═════ RECORDS FOR THE EXERCISE
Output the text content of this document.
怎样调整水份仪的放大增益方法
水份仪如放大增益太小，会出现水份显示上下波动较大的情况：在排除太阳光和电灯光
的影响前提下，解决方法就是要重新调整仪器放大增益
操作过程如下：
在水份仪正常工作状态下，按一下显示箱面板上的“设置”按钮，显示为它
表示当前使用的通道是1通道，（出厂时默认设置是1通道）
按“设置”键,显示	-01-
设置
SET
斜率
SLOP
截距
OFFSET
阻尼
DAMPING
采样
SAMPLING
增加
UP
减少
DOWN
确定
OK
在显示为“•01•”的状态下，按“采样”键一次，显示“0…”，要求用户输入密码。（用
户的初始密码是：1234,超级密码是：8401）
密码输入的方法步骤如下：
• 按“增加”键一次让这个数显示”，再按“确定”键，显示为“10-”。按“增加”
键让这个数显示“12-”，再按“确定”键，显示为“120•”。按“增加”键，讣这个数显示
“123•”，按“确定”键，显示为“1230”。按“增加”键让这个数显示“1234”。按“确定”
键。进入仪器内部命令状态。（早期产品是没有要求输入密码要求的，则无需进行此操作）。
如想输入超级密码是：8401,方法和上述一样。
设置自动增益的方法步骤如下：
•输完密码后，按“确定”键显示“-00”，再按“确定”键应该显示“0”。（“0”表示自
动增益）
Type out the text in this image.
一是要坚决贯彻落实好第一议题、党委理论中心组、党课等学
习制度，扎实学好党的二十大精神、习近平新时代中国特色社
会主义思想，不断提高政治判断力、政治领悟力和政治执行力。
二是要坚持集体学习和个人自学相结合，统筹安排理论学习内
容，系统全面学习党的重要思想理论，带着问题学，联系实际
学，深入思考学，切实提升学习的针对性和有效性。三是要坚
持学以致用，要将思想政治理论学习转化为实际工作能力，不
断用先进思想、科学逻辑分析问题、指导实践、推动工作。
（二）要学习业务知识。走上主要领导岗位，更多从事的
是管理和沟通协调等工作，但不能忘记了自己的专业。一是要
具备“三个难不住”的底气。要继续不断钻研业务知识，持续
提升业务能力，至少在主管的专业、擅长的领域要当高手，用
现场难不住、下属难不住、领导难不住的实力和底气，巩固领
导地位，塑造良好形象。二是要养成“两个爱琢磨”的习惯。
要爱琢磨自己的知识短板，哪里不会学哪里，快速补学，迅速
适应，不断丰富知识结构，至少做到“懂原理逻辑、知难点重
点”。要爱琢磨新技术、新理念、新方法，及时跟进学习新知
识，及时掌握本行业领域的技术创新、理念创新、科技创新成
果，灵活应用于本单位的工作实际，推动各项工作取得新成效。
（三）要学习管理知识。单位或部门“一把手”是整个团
══════════
▸ PROBLEM DETAILS: Copy out all lines that carry the word "this".

▸ EXERCISE ANSWER:
Output the text content of this document.
Type out the text in this image.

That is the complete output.